[WHAT YOU NEED TO DO]
Only the lines from the line containing "Parse this screenshot: output" through the line containing "Read all visible content and emit it as JSON." should be reproduced, please, with no pictures.

***** MATERIAL SHOWN

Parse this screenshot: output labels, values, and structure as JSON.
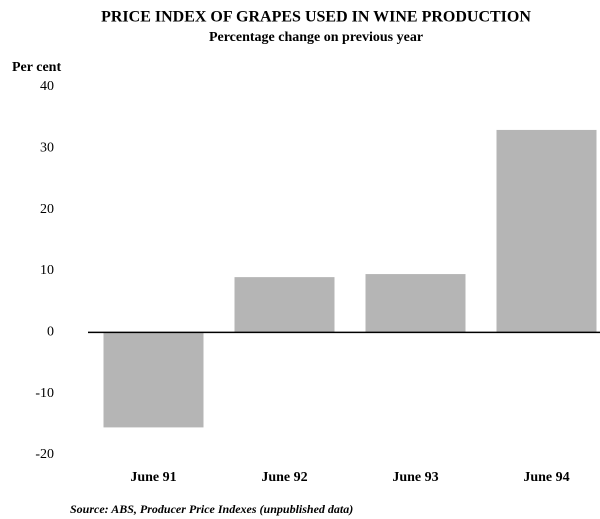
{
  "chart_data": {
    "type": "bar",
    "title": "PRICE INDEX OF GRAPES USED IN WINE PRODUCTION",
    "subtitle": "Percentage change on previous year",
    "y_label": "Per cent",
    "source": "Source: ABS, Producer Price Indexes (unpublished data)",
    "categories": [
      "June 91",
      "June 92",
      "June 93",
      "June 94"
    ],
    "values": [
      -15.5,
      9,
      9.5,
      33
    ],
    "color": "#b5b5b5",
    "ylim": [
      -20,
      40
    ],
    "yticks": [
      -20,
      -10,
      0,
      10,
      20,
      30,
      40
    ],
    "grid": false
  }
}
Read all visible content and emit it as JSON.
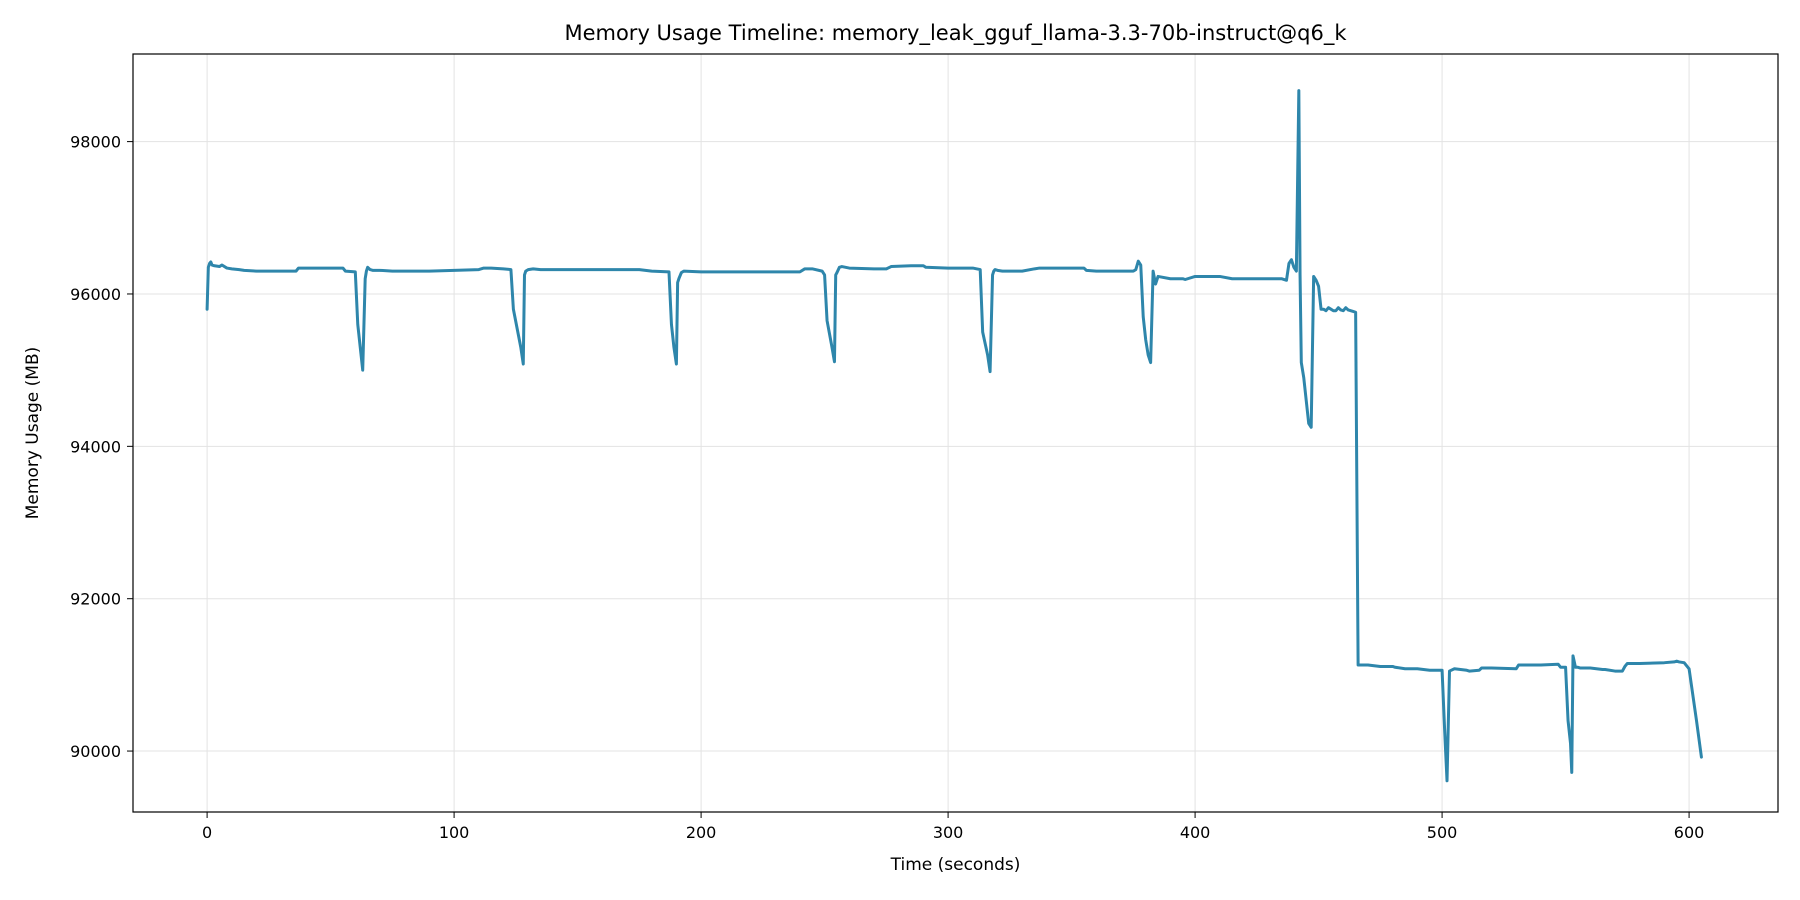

**********
***** MATERIAL SHOWN

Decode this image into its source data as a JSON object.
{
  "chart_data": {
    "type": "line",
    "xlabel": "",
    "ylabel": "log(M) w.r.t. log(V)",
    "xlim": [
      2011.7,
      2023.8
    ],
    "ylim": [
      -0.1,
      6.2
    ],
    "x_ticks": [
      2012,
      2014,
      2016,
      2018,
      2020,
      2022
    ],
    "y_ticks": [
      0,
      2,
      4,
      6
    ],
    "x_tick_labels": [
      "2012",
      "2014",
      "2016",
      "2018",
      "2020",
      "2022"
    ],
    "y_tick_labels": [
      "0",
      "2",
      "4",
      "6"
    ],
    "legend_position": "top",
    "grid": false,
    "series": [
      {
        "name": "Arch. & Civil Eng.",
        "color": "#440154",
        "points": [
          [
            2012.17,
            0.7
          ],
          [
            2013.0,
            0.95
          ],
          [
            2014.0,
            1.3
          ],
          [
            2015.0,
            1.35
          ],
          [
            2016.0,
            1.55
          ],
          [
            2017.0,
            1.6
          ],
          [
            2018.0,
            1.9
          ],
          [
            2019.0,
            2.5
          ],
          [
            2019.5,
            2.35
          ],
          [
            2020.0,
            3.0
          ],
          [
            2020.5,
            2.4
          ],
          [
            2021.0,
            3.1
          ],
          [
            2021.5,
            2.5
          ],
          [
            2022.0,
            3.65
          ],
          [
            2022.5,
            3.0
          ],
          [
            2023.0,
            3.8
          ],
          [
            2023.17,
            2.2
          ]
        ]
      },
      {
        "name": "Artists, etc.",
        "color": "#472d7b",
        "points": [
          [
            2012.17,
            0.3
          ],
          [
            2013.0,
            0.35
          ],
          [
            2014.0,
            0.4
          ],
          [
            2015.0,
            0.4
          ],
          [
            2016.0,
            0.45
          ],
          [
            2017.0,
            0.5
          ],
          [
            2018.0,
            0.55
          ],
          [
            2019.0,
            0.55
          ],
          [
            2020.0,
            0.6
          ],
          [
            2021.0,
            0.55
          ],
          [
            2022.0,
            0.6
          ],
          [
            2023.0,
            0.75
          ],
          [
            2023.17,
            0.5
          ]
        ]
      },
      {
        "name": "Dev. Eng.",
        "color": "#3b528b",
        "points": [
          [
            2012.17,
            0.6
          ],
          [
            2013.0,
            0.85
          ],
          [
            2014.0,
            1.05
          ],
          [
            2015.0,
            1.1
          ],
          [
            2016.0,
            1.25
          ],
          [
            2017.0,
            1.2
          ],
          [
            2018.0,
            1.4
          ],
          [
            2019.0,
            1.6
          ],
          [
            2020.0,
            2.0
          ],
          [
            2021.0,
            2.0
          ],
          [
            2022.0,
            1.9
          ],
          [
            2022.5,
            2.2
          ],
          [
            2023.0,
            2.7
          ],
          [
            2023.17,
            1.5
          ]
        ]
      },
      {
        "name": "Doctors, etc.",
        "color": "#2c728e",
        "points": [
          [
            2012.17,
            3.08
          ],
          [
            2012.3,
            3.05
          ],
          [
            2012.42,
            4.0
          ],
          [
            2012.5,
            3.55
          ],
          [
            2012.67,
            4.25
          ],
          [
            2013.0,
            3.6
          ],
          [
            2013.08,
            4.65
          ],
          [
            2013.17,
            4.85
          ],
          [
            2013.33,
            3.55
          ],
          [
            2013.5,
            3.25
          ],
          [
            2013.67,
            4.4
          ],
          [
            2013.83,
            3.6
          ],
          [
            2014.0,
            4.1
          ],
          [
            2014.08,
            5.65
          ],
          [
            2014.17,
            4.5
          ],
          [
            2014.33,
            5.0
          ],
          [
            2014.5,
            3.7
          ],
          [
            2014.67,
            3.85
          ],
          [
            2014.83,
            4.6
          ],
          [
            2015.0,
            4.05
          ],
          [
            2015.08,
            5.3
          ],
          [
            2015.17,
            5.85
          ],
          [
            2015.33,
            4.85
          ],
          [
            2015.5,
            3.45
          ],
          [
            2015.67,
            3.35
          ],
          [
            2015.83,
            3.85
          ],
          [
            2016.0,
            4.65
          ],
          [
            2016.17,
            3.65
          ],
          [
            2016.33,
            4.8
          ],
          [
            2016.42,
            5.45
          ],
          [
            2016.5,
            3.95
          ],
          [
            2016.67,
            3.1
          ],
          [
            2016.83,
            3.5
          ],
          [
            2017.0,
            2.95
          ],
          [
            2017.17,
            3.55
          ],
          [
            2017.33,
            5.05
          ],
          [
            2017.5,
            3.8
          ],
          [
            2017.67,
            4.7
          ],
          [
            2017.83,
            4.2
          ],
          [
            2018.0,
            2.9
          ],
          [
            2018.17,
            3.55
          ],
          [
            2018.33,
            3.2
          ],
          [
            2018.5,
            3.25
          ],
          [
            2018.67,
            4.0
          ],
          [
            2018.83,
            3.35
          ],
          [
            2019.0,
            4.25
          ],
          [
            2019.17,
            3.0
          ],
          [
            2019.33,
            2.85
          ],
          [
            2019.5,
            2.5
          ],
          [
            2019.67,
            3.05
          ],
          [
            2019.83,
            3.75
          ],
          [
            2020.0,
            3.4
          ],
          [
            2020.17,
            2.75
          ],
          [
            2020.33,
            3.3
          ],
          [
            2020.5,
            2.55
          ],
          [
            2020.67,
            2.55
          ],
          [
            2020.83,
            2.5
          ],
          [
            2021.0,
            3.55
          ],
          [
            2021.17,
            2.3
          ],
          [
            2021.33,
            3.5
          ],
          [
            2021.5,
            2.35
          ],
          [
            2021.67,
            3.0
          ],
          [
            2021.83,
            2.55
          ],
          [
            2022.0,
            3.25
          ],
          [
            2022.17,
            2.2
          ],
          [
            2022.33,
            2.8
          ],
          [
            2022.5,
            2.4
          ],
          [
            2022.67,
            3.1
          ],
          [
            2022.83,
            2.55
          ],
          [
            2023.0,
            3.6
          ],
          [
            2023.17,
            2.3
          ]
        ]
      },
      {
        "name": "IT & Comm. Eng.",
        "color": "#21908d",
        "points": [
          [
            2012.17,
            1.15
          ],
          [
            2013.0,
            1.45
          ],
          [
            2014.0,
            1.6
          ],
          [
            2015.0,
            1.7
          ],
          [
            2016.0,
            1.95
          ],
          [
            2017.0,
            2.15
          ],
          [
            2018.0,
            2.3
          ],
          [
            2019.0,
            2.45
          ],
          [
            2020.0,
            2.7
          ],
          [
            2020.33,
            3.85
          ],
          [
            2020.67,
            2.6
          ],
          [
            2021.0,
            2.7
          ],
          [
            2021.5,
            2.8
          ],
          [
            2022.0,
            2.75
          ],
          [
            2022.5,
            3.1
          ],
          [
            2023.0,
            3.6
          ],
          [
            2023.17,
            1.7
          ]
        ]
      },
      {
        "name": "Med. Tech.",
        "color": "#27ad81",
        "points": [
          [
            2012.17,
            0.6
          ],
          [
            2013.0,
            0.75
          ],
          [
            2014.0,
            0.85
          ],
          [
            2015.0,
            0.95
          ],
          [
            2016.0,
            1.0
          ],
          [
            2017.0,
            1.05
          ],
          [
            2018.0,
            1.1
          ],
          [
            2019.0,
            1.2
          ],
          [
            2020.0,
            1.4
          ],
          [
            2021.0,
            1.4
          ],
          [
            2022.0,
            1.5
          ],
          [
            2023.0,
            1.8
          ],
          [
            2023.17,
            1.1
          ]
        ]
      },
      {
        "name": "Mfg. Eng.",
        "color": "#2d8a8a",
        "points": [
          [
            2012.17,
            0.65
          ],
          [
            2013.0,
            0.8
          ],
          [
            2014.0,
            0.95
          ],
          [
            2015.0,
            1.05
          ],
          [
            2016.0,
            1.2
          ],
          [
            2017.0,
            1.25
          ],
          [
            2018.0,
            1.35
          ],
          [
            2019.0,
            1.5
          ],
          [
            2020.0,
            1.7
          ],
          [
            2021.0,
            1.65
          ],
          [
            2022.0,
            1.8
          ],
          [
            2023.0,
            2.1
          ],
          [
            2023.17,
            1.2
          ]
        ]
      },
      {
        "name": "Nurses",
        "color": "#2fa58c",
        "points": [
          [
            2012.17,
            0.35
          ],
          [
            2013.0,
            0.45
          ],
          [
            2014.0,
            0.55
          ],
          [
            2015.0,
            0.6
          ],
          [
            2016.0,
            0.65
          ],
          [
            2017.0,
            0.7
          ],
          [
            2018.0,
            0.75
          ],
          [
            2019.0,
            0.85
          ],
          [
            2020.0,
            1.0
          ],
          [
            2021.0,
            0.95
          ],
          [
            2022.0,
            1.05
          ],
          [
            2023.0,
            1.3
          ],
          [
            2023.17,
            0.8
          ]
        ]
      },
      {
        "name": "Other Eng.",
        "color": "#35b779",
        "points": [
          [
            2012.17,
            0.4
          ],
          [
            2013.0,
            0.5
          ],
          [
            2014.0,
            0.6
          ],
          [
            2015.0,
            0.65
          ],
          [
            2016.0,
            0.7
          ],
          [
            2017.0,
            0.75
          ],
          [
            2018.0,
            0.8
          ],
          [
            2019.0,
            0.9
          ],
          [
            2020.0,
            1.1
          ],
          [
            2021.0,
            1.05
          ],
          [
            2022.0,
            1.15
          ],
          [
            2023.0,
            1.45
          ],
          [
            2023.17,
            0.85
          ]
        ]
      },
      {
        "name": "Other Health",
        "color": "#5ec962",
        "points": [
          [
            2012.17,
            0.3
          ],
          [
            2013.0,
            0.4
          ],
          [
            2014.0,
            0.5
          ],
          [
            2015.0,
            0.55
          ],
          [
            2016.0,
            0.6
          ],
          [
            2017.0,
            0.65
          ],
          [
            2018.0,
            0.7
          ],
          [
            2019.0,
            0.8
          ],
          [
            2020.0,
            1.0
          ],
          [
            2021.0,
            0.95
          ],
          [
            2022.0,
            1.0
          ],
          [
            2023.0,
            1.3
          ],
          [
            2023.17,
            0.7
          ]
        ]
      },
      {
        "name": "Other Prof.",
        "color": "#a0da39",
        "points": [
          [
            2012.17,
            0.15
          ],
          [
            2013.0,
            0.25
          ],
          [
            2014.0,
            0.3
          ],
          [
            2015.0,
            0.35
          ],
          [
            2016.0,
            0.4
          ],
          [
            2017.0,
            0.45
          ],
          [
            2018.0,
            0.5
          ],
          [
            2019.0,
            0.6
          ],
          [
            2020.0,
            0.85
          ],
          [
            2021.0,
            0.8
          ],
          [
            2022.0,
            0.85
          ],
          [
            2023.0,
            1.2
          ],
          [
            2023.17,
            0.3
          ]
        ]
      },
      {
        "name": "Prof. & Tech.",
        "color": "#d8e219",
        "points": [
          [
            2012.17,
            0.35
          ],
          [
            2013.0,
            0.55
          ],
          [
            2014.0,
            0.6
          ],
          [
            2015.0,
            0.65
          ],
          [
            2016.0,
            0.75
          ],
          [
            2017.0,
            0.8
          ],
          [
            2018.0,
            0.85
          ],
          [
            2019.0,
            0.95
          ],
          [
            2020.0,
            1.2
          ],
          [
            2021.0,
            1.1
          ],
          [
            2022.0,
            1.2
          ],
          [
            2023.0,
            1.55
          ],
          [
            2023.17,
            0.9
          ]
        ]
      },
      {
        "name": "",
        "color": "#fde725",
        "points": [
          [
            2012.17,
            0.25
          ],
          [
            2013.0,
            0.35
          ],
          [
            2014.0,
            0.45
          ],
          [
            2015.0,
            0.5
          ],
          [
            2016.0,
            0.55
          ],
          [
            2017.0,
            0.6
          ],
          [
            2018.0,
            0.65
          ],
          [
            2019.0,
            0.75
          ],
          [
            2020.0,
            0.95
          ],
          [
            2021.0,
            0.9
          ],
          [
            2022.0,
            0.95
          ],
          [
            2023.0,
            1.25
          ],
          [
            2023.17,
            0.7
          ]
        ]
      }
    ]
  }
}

**********

[EXERCISE SOLUTION]
Parse this screenshot: output labels, values, and structure as JSON.
{
  "chart_data": {
    "type": "bar",
    "title": "PRICE INDEX OF GRAPES USED IN WINE PRODUCTION",
    "subtitle": "Percentage change on previous year",
    "y_label": "Per cent",
    "source": "Source: ABS, Producer Price Indexes (unpublished data)",
    "categories": [
      "June 91",
      "June 92",
      "June 93",
      "June 94"
    ],
    "values": [
      -15.5,
      9,
      9.5,
      33
    ],
    "color": "#b5b5b5",
    "ylim": [
      -20,
      40
    ],
    "yticks": [
      -20,
      -10,
      0,
      10,
      20,
      30,
      40
    ],
    "grid": false
  }
}
Read all visible content and emit it as JSON.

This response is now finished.